---------- Input
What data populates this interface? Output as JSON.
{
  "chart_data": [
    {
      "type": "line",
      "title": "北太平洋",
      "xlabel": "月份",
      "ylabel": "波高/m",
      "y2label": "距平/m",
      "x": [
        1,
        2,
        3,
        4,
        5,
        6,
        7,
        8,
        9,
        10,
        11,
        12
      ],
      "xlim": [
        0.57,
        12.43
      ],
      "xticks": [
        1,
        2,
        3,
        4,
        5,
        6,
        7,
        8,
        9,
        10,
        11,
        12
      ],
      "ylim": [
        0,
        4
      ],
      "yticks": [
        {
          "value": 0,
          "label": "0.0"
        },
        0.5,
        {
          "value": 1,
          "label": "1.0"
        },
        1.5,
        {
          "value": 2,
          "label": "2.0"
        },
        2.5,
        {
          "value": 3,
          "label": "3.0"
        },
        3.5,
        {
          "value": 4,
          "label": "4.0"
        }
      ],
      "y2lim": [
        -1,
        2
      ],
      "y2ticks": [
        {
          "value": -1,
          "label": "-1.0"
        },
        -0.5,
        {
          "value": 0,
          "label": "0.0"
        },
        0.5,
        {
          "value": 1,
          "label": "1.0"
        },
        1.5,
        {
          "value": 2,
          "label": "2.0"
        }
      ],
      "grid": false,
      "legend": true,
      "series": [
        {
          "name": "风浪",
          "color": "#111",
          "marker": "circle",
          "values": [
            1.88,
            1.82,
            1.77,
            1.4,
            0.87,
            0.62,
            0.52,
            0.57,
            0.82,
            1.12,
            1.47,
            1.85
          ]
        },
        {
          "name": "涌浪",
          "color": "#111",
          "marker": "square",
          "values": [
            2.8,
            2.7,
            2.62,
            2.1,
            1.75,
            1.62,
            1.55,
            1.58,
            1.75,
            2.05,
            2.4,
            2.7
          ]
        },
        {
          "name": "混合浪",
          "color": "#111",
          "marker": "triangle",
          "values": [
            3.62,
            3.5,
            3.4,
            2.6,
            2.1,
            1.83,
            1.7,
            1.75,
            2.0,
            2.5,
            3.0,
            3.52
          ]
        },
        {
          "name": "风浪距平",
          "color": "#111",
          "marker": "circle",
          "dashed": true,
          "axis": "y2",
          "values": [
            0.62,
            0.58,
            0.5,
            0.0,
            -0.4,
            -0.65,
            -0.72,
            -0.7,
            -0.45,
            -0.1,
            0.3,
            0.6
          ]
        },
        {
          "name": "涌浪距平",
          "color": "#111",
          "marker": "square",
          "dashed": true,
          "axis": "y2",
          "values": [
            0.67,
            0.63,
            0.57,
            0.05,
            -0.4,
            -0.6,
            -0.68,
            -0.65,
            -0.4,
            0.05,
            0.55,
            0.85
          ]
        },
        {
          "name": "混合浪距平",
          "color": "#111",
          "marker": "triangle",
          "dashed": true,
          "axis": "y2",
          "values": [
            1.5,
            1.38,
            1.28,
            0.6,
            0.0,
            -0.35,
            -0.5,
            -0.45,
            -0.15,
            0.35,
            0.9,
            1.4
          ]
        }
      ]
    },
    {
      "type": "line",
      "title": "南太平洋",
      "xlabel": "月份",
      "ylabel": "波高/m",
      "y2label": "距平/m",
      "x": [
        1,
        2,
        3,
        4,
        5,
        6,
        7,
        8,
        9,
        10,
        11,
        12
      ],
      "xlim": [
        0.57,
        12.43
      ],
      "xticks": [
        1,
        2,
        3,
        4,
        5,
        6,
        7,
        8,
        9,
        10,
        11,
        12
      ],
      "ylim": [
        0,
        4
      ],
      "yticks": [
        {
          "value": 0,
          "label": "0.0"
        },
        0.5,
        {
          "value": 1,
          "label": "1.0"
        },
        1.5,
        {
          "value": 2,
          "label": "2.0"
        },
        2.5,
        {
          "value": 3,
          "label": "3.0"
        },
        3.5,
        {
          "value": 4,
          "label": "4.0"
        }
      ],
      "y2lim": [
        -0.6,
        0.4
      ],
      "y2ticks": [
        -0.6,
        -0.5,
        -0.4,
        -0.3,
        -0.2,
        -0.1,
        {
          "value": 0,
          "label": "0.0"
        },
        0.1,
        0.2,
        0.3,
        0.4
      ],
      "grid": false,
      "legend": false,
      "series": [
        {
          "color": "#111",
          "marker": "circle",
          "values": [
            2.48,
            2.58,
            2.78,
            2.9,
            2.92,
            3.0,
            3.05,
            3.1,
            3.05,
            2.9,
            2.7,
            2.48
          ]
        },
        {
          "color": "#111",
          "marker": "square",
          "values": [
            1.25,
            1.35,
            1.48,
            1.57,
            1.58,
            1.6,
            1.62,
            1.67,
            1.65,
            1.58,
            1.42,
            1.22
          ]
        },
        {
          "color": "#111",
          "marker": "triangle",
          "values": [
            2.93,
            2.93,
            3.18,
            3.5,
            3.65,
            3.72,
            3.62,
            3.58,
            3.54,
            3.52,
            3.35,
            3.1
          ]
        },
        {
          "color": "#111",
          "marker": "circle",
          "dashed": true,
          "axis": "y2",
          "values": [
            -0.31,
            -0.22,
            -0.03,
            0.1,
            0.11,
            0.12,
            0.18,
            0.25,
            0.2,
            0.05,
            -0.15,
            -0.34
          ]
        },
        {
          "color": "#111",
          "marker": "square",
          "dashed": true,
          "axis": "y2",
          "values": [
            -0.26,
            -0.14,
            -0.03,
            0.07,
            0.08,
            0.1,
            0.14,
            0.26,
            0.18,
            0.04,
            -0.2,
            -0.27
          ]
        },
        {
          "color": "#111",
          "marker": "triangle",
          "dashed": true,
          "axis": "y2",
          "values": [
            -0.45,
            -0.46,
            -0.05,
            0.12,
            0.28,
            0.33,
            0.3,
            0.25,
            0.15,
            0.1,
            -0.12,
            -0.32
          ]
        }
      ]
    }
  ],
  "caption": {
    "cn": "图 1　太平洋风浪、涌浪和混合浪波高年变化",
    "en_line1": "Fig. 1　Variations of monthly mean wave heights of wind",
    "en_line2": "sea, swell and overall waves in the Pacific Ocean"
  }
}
--------------------
Work to complete: Exactly as shown above, return every record.

Final result:
What data populates this interface? Output as JSON.
{
  "chart_data": [
    {
      "type": "line",
      "title": "北太平洋",
      "xlabel": "月份",
      "ylabel": "波高/m",
      "y2label": "距平/m",
      "x": [
        1,
        2,
        3,
        4,
        5,
        6,
        7,
        8,
        9,
        10,
        11,
        12
      ],
      "xlim": [
        0.57,
        12.43
      ],
      "xticks": [
        1,
        2,
        3,
        4,
        5,
        6,
        7,
        8,
        9,
        10,
        11,
        12
      ],
      "ylim": [
        0,
        4
      ],
      "yticks": [
        {
          "value": 0,
          "label": "0.0"
        },
        0.5,
        {
          "value": 1,
          "label": "1.0"
        },
        1.5,
        {
          "value": 2,
          "label": "2.0"
        },
        2.5,
        {
          "value": 3,
          "label": "3.0"
        },
        3.5,
        {
          "value": 4,
          "label": "4.0"
        }
      ],
      "y2lim": [
        -1,
        2
      ],
      "y2ticks": [
        {
          "value": -1,
          "label": "-1.0"
        },
        -0.5,
        {
          "value": 0,
          "label": "0.0"
        },
        0.5,
        {
          "value": 1,
          "label": "1.0"
        },
        1.5,
        {
          "value": 2,
          "label": "2.0"
        }
      ],
      "grid": false,
      "legend": true,
      "series": [
        {
          "name": "风浪",
          "color": "#111",
          "marker": "circle",
          "values": [
            1.88,
            1.82,
            1.77,
            1.4,
            0.87,
            0.62,
            0.52,
            0.57,
            0.82,
            1.12,
            1.47,
            1.85
          ]
        },
        {
          "name": "涌浪",
          "color": "#111",
          "marker": "square",
          "values": [
            2.8,
            2.7,
            2.62,
            2.1,
            1.75,
            1.62,
            1.55,
            1.58,
            1.75,
            2.05,
            2.4,
            2.7
          ]
        },
        {
          "name": "混合浪",
          "color": "#111",
          "marker": "triangle",
          "values": [
            3.62,
            3.5,
            3.4,
            2.6,
            2.1,
            1.83,
            1.7,
            1.75,
            2.0,
            2.5,
            3.0,
            3.52
          ]
        },
        {
          "name": "风浪距平",
          "color": "#111",
          "marker": "circle",
          "dashed": true,
          "axis": "y2",
          "values": [
            0.62,
            0.58,
            0.5,
            0.0,
            -0.4,
            -0.65,
            -0.72,
            -0.7,
            -0.45,
            -0.1,
            0.3,
            0.6
          ]
        },
        {
          "name": "涌浪距平",
          "color": "#111",
          "marker": "square",
          "dashed": true,
          "axis": "y2",
          "values": [
            0.67,
            0.63,
            0.57,
            0.05,
            -0.4,
            -0.6,
            -0.68,
            -0.65,
            -0.4,
            0.05,
            0.55,
            0.85
          ]
        },
        {
          "name": "混合浪距平",
          "color": "#111",
          "marker": "triangle",
          "dashed": true,
          "axis": "y2",
          "values": [
            1.5,
            1.38,
            1.28,
            0.6,
            0.0,
            -0.35,
            -0.5,
            -0.45,
            -0.15,
            0.35,
            0.9,
            1.4
          ]
        }
      ]
    },
    {
      "type": "line",
      "title": "南太平洋",
      "xlabel": "月份",
      "ylabel": "波高/m",
      "y2label": "距平/m",
      "x": [
        1,
        2,
        3,
        4,
        5,
        6,
        7,
        8,
        9,
        10,
        11,
        12
      ],
      "xlim": [
        0.57,
        12.43
      ],
      "xticks": [
        1,
        2,
        3,
        4,
        5,
        6,
        7,
        8,
        9,
        10,
        11,
        12
      ],
      "ylim": [
        0,
        4
      ],
      "yticks": [
        {
          "value": 0,
          "label": "0.0"
        },
        0.5,
        {
          "value": 1,
          "label": "1.0"
        },
        1.5,
        {
          "value": 2,
          "label": "2.0"
        },
        2.5,
        {
          "value": 3,
          "label": "3.0"
        },
        3.5,
        {
          "value": 4,
          "label": "4.0"
        }
      ],
      "y2lim": [
        -0.6,
        0.4
      ],
      "y2ticks": [
        -0.6,
        -0.5,
        -0.4,
        -0.3,
        -0.2,
        -0.1,
        {
          "value": 0,
          "label": "0.0"
        },
        0.1,
        0.2,
        0.3,
        0.4
      ],
      "grid": false,
      "legend": false,
      "series": [
        {
          "color": "#111",
          "marker": "circle",
          "values": [
            2.48,
            2.58,
            2.78,
            2.9,
            2.92,
            3.0,
            3.05,
            3.1,
            3.05,
            2.9,
            2.7,
            2.48
          ]
        },
        {
          "color": "#111",
          "marker": "square",
          "values": [
            1.25,
            1.35,
            1.48,
            1.57,
            1.58,
            1.6,
            1.62,
            1.67,
            1.65,
            1.58,
            1.42,
            1.22
          ]
        },
        {
          "color": "#111",
          "marker": "triangle",
          "values": [
            2.93,
            2.93,
            3.18,
            3.5,
            3.65,
            3.72,
            3.62,
            3.58,
            3.54,
            3.52,
            3.35,
            3.1
          ]
        },
        {
          "color": "#111",
          "marker": "circle",
          "dashed": true,
          "axis": "y2",
          "values": [
            -0.31,
            -0.22,
            -0.03,
            0.1,
            0.11,
            0.12,
            0.18,
            0.25,
            0.2,
            0.05,
            -0.15,
            -0.34
          ]
        },
        {
          "color": "#111",
          "marker": "square",
          "dashed": true,
          "axis": "y2",
          "values": [
            -0.26,
            -0.14,
            -0.03,
            0.07,
            0.08,
            0.1,
            0.14,
            0.26,
            0.18,
            0.04,
            -0.2,
            -0.27
          ]
        },
        {
          "color": "#111",
          "marker": "triangle",
          "dashed": true,
          "axis": "y2",
          "values": [
            -0.45,
            -0.46,
            -0.05,
            0.12,
            0.28,
            0.33,
            0.3,
            0.25,
            0.15,
            0.1,
            -0.12,
            -0.32
          ]
        }
      ]
    }
  ],
  "caption": {
    "cn": "图 1　太平洋风浪、涌浪和混合浪波高年变化",
    "en_line1": "Fig. 1　Variations of monthly mean wave heights of wind",
    "en_line2": "sea, swell and overall waves in the Pacific Ocean"
  }
}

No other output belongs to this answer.